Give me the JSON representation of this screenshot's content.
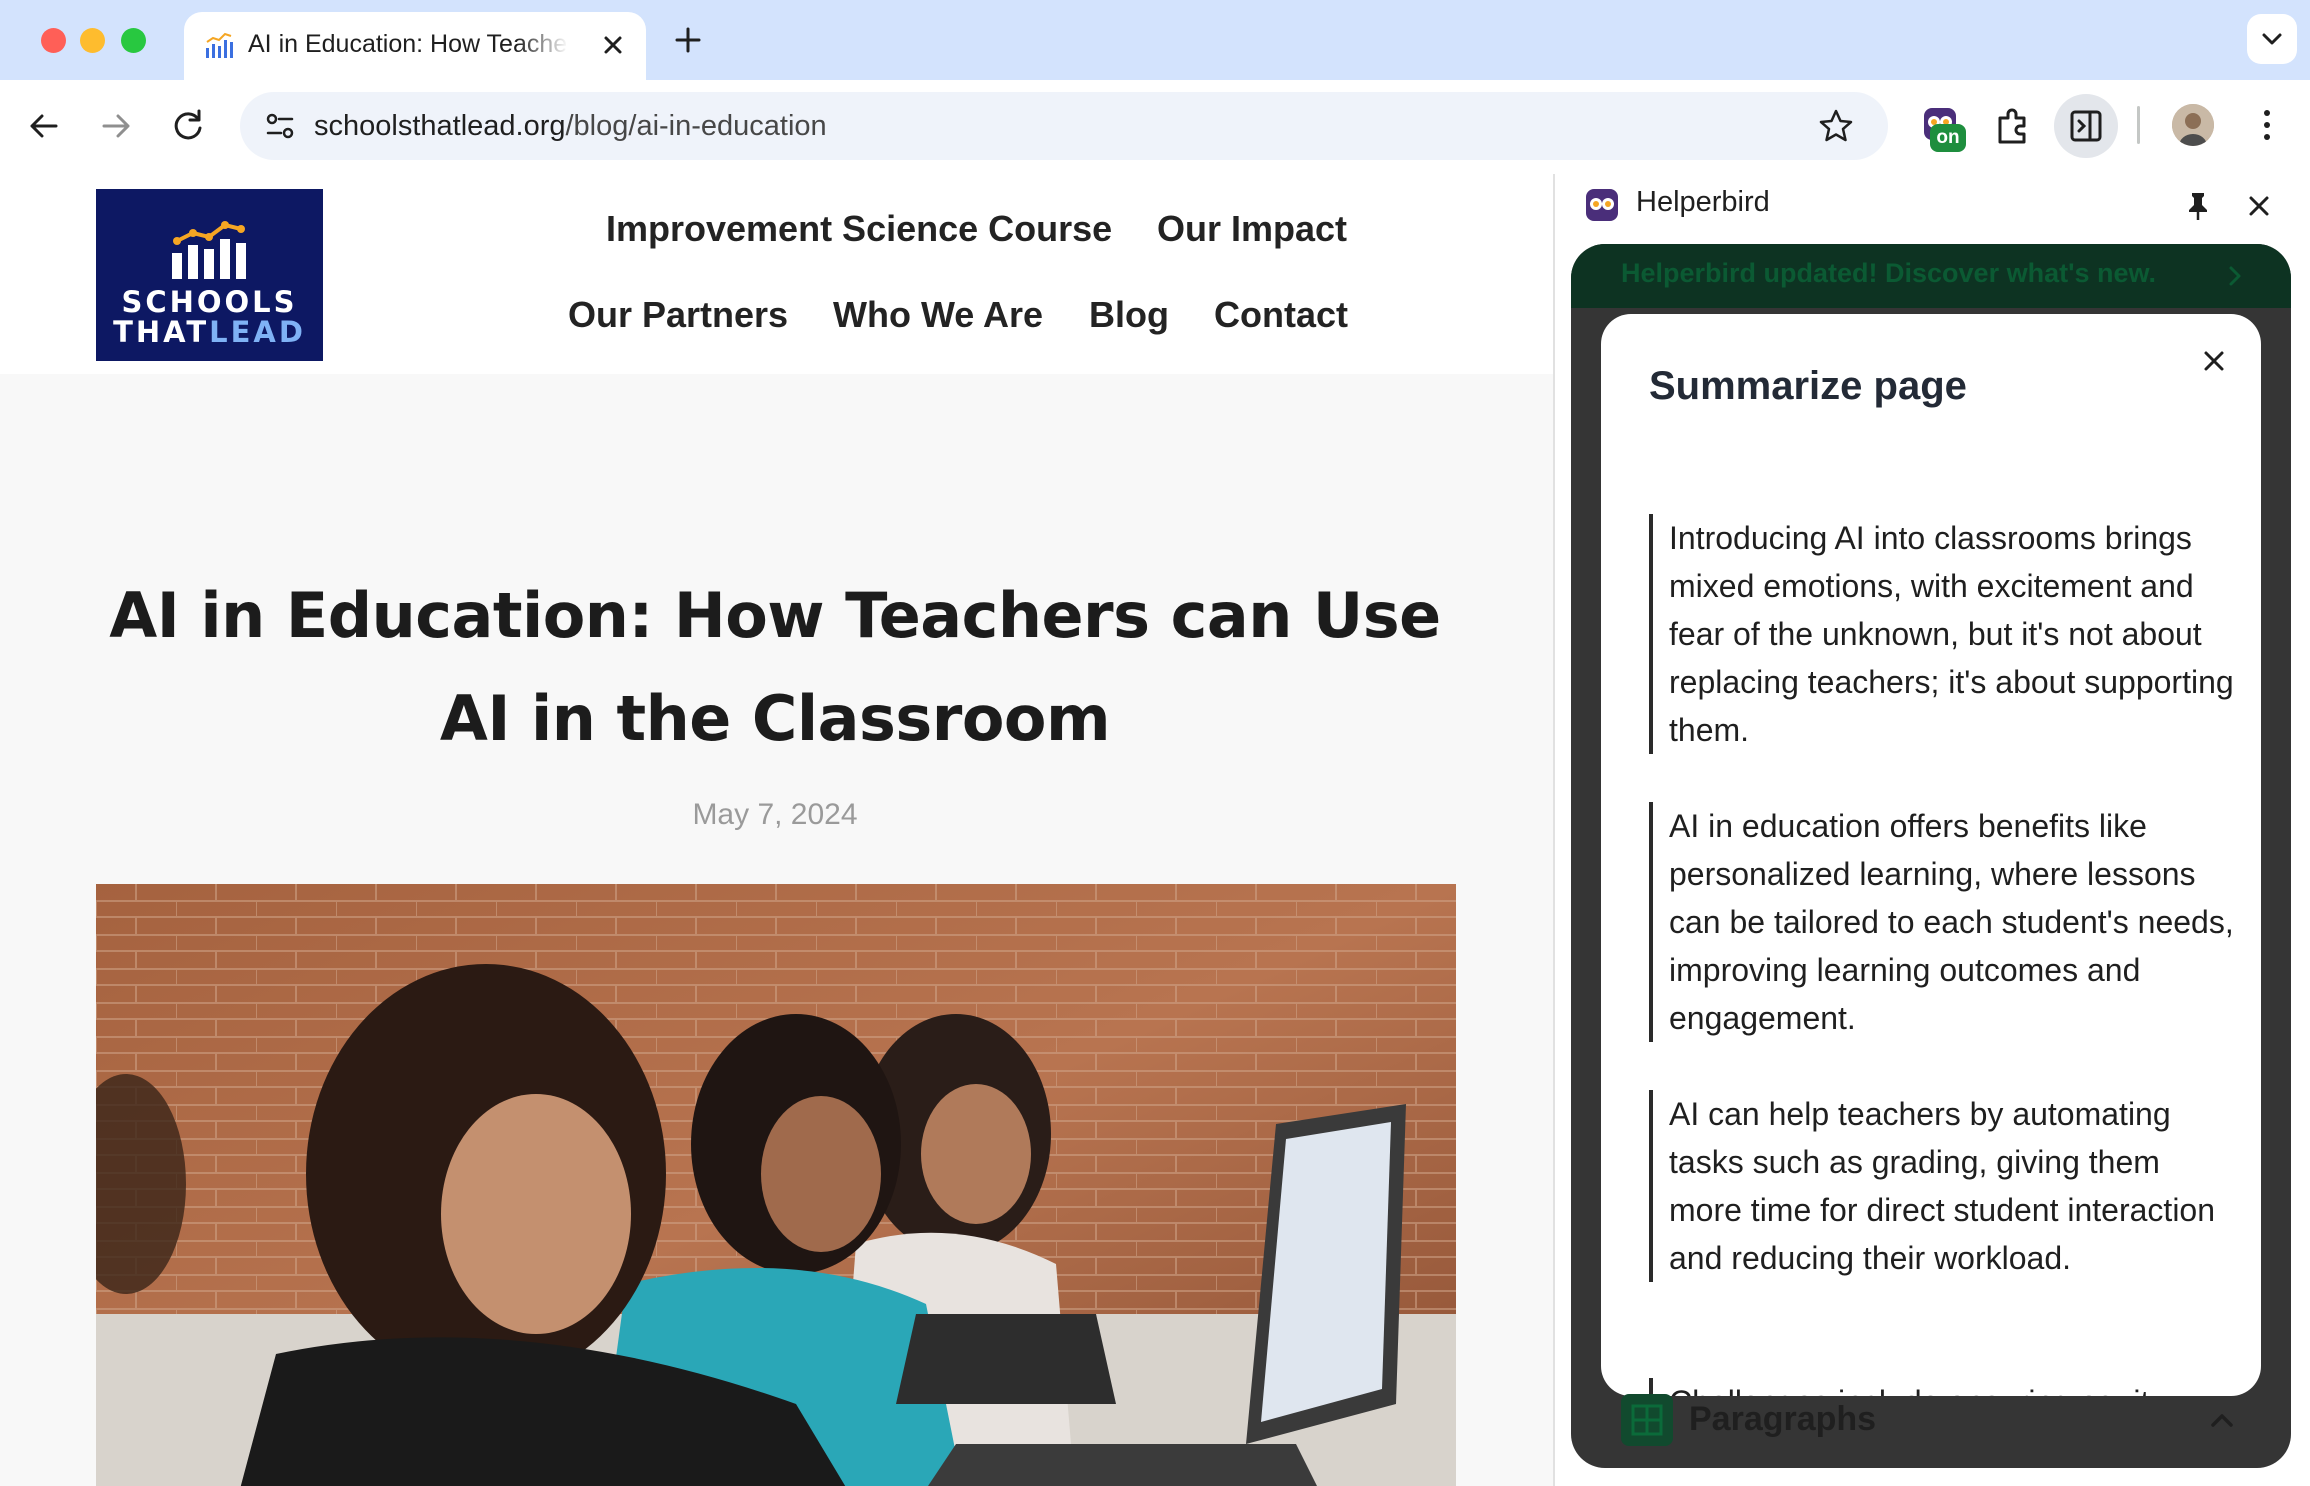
{
  "browser": {
    "tab": {
      "title": "AI in Education: How Teachers can Use AI in the Classroom",
      "favicon": "schoolsthatlead-favicon"
    },
    "omnibox": {
      "domain": "schoolsthatlead.org",
      "path": "/blog/ai-in-education"
    },
    "extension_badge": "on"
  },
  "site": {
    "logo": {
      "line1": "SCHOOLS",
      "line2_a": "THAT",
      "line2_b": "LEAD"
    },
    "nav": [
      "Improvement Science Course",
      "Our Impact",
      "Our Partners",
      "Who We Are",
      "Blog",
      "Contact"
    ]
  },
  "article": {
    "title": "AI in Education: How Teachers can Use AI in the Classroom",
    "date": "May 7, 2024",
    "hero_image": "students-using-laptops-photo"
  },
  "sidepanel": {
    "title": "Helperbird",
    "banner": "Helperbird updated! Discover what's new.",
    "summary": {
      "heading": "Summarize page",
      "paragraphs": [
        "Introducing AI into classrooms brings mixed emotions, with excitement and fear of the unknown, but it's not about replacing teachers; it's about supporting them.",
        "AI in education offers benefits like personalized learning, where lessons can be tailored to each student's needs, improving learning outcomes and engagement.",
        "AI can help teachers by automating tasks such as grading, giving them more time for direct student interaction and reducing their workload.",
        "Challenges include ensuring equity"
      ]
    },
    "footer_label": "Paragraphs"
  },
  "colors": {
    "tabstrip": "#d3e3fd",
    "logo_bg": "#0d1863",
    "logo_accent": "#f5a623",
    "helperbird_frame": "#353535",
    "banner_bg": "#0d3322"
  }
}
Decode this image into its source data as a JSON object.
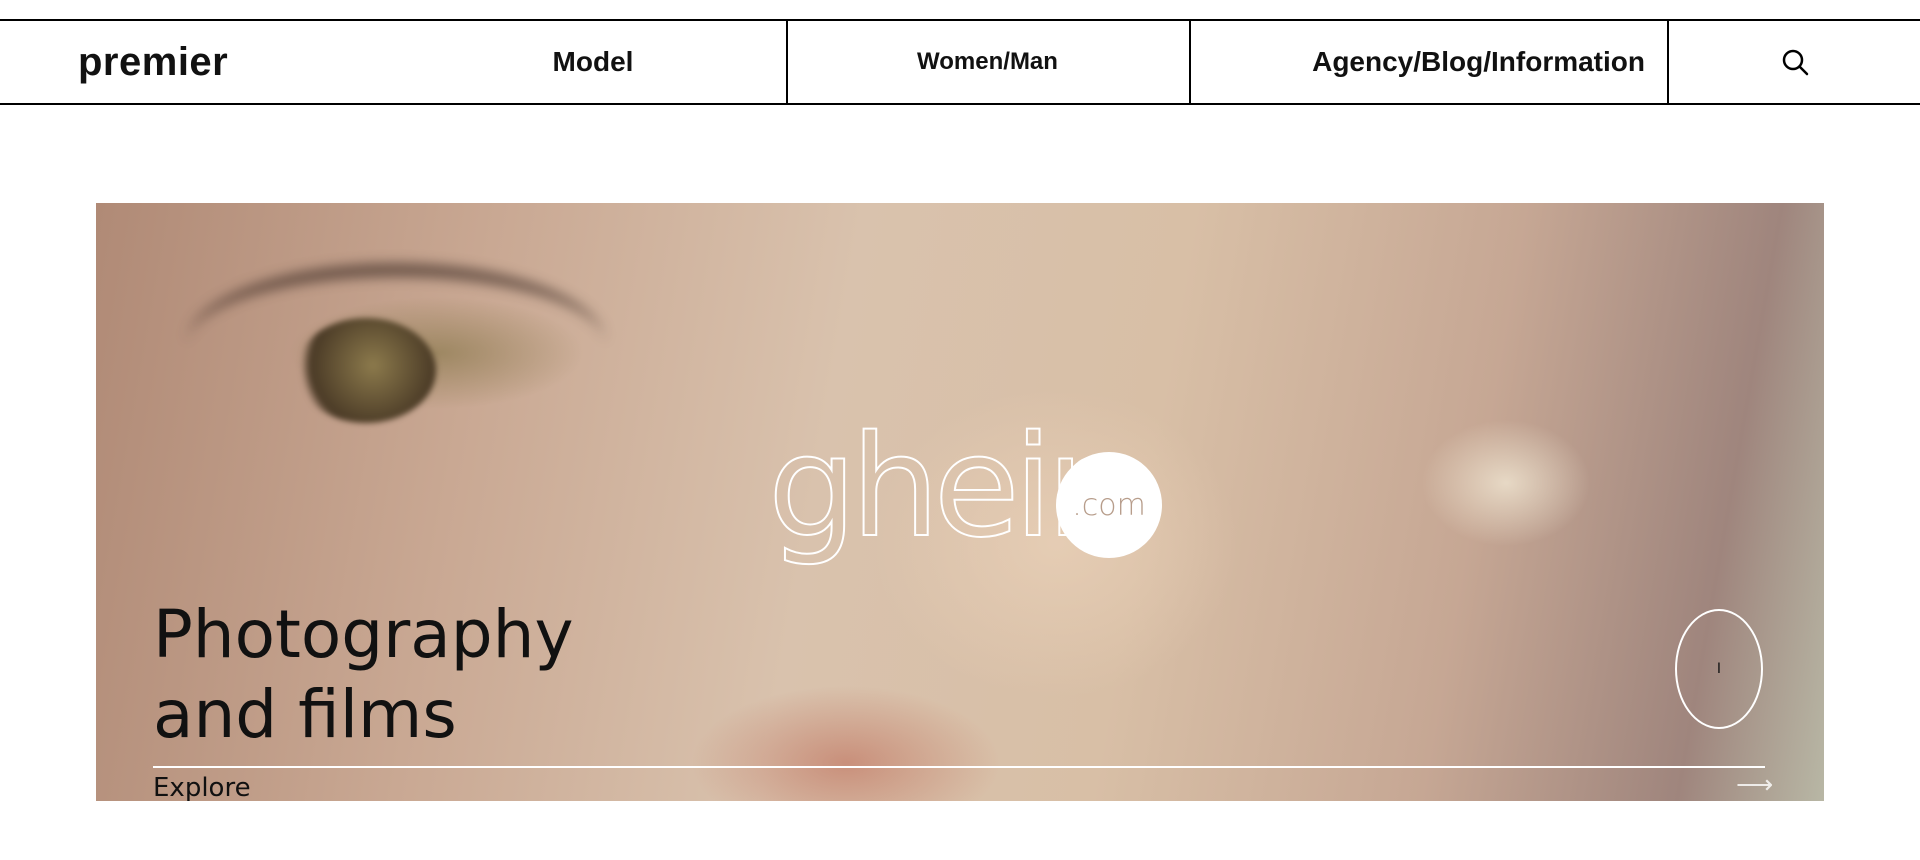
{
  "header": {
    "brand": "premier",
    "nav": {
      "model": "Model",
      "women_man": "Women/Man",
      "agency": "Agency/Blog/Information"
    },
    "search_icon": "search-icon"
  },
  "hero": {
    "logo_text": "gheir",
    "logo_suffix": ".com",
    "title_line1": "Photography",
    "title_line2": "and films",
    "play_label": "I",
    "explore_label": "Explore",
    "arrow_icon": "arrow-right-icon",
    "arrow_glyph": "⟶"
  },
  "colors": {
    "text": "#111111",
    "border": "#000000",
    "overlay": "#ffffff"
  }
}
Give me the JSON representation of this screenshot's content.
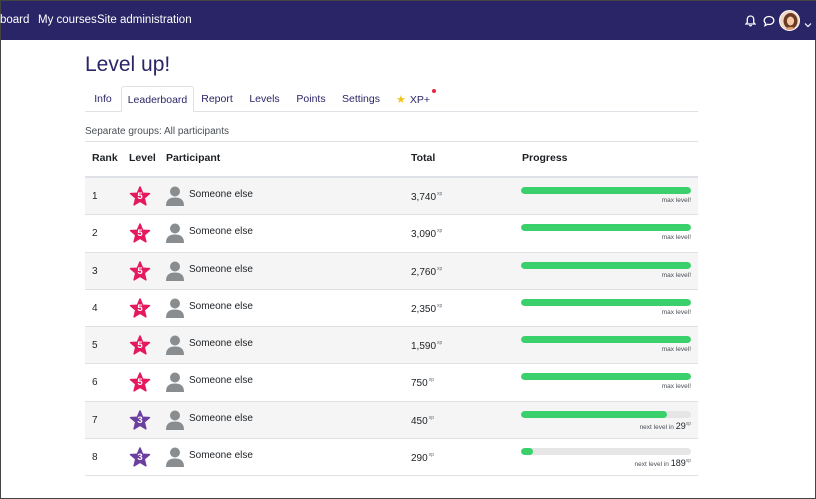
{
  "navbar": {
    "links": [
      "board",
      "My courses",
      "Site administration"
    ],
    "bell_icon": "bell-icon",
    "chat_icon": "chat-icon",
    "color": "#2a2566"
  },
  "page": {
    "title": "Level up!"
  },
  "tabs": [
    "Info",
    "Leaderboard",
    "Report",
    "Levels",
    "Points",
    "Settings",
    "XP+"
  ],
  "active_tab": "Leaderboard",
  "groups_label": "Separate groups: All participants",
  "table": {
    "headers": [
      "Rank",
      "Level",
      "Participant",
      "Total",
      "Progress"
    ],
    "xp_unit": "xp",
    "rows": [
      {
        "rank": "1",
        "level": "5",
        "name": "Someone else",
        "total": "3,740",
        "progress": 1.0,
        "label": "max level!"
      },
      {
        "rank": "2",
        "level": "5",
        "name": "Someone else",
        "total": "3,090",
        "progress": 1.0,
        "label": "max level!"
      },
      {
        "rank": "3",
        "level": "5",
        "name": "Someone else",
        "total": "2,760",
        "progress": 1.0,
        "label": "max level!"
      },
      {
        "rank": "4",
        "level": "5",
        "name": "Someone else",
        "total": "2,350",
        "progress": 1.0,
        "label": "max level!"
      },
      {
        "rank": "5",
        "level": "5",
        "name": "Someone else",
        "total": "1,590",
        "progress": 1.0,
        "label": "max level!"
      },
      {
        "rank": "6",
        "level": "5",
        "name": "Someone else",
        "total": "750",
        "progress": 1.0,
        "label": "max level!"
      },
      {
        "rank": "7",
        "level": "3",
        "name": "Someone else",
        "total": "450",
        "progress": 0.86,
        "label": "next level in",
        "label_value": "29"
      },
      {
        "rank": "8",
        "level": "3",
        "name": "Someone else",
        "total": "290",
        "progress": 0.07,
        "label": "next level in",
        "label_value": "189"
      }
    ]
  },
  "colors": {
    "level5": "#e5195f",
    "level3": "#6b3fa0",
    "progress": "#3ad16c",
    "progress_track": "#e6e6e6"
  }
}
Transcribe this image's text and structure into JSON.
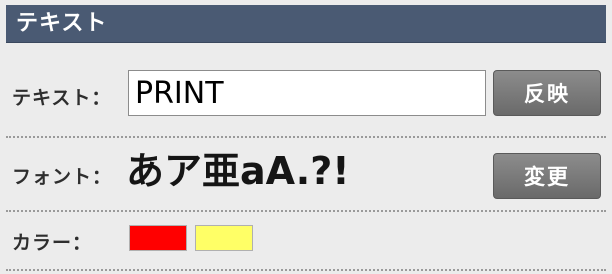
{
  "section": {
    "title": "テキスト"
  },
  "text_row": {
    "label": "テキスト：",
    "input_value": "PRINT",
    "apply_label": "反映"
  },
  "font_row": {
    "label": "フォント：",
    "preview": "あア亜aA.?!",
    "change_label": "変更"
  },
  "color_row": {
    "label": "カラー：",
    "colors": {
      "fill": "#ff0000",
      "outline": "#ffff66"
    }
  }
}
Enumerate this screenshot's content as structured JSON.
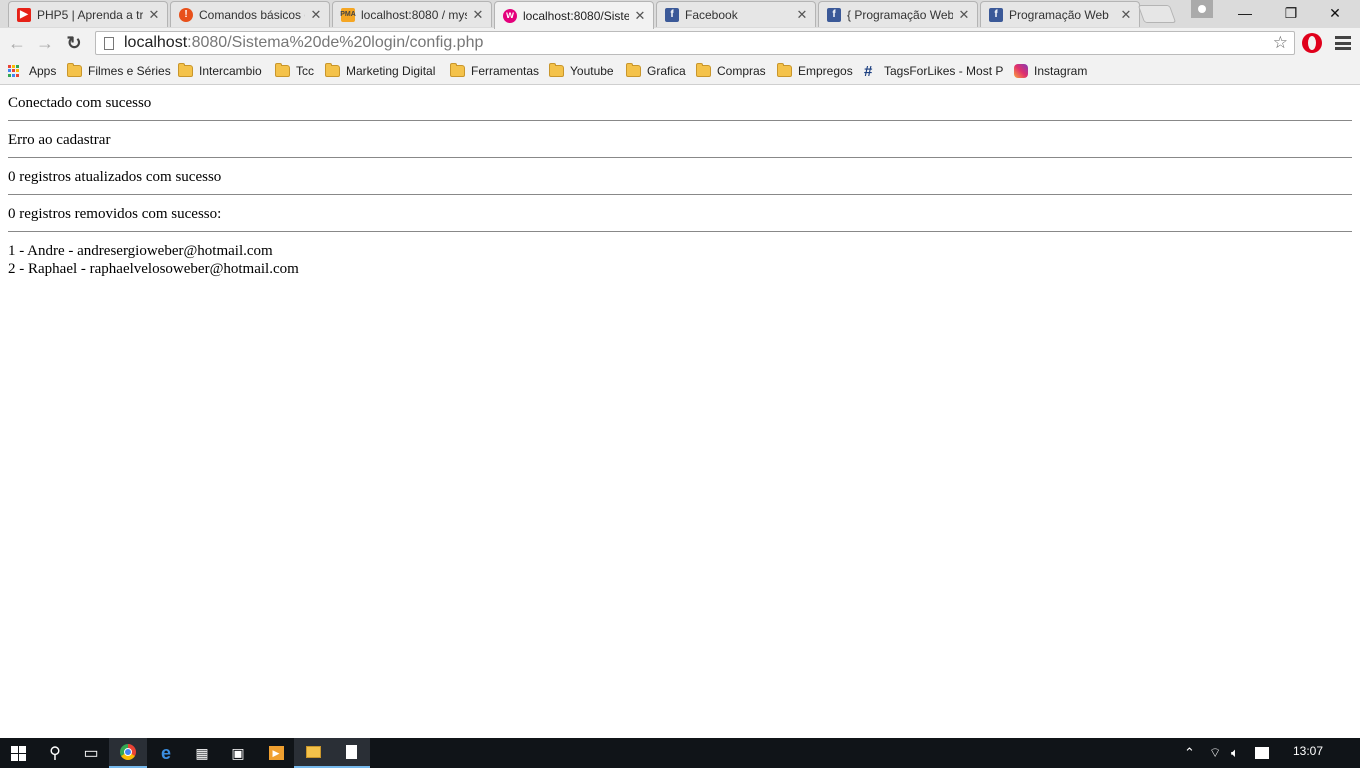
{
  "browser": {
    "tabs": [
      {
        "title": "PHP5 | Aprenda a tr",
        "favicon": "youtube-icon",
        "color": "#e62117"
      },
      {
        "title": "Comandos básicos d",
        "favicon": "alert-icon",
        "color": "#e8501a"
      },
      {
        "title": "localhost:8080 / mys",
        "favicon": "phpmyadmin-icon",
        "color": "#f5a623"
      },
      {
        "title": "localhost:8080/Siste",
        "favicon": "wamp-icon",
        "color": "#e4007c",
        "active": true
      },
      {
        "title": "Facebook",
        "favicon": "facebook-icon",
        "color": "#3b5998"
      },
      {
        "title": "{ Programação Web",
        "favicon": "facebook-icon",
        "color": "#3b5998"
      },
      {
        "title": "Programação Web",
        "favicon": "facebook-icon",
        "color": "#3b5998"
      }
    ],
    "window_controls": {
      "minimize": "—",
      "restore": "❐",
      "close": "✕"
    },
    "address_bar": {
      "host": "localhost",
      "rest": ":8080/Sistema%20de%20login/config.php"
    },
    "bookmarks": [
      {
        "label": "Apps",
        "icon": "apps-grid-icon"
      },
      {
        "label": "Filmes e Séries",
        "icon": "folder-icon"
      },
      {
        "label": "Intercambio",
        "icon": "folder-icon"
      },
      {
        "label": "Tcc",
        "icon": "folder-icon"
      },
      {
        "label": "Marketing Digital",
        "icon": "folder-icon"
      },
      {
        "label": "Ferramentas",
        "icon": "folder-icon"
      },
      {
        "label": "Youtube",
        "icon": "folder-icon"
      },
      {
        "label": "Grafica",
        "icon": "folder-icon"
      },
      {
        "label": "Compras",
        "icon": "folder-icon"
      },
      {
        "label": "Empregos",
        "icon": "folder-icon"
      },
      {
        "label": "TagsForLikes - Most P",
        "icon": "hashtag-icon"
      },
      {
        "label": "Instagram",
        "icon": "instagram-icon"
      }
    ]
  },
  "page": {
    "messages": [
      "Conectado com sucesso",
      "Erro ao cadastrar",
      "0 registros atualizados com sucesso",
      "0 registros removidos com sucesso:"
    ],
    "records": [
      "1 - Andre - andresergioweber@hotmail.com",
      "2 - Raphael - raphaelvelosoweber@hotmail.com"
    ]
  },
  "taskbar": {
    "clock": "13:07",
    "accent": "#76b9ed"
  }
}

§ **Goal**
Of the lines in the data above, how many contain the word "hotmail"? Give only that figure.

§ **Response to the exercise**
2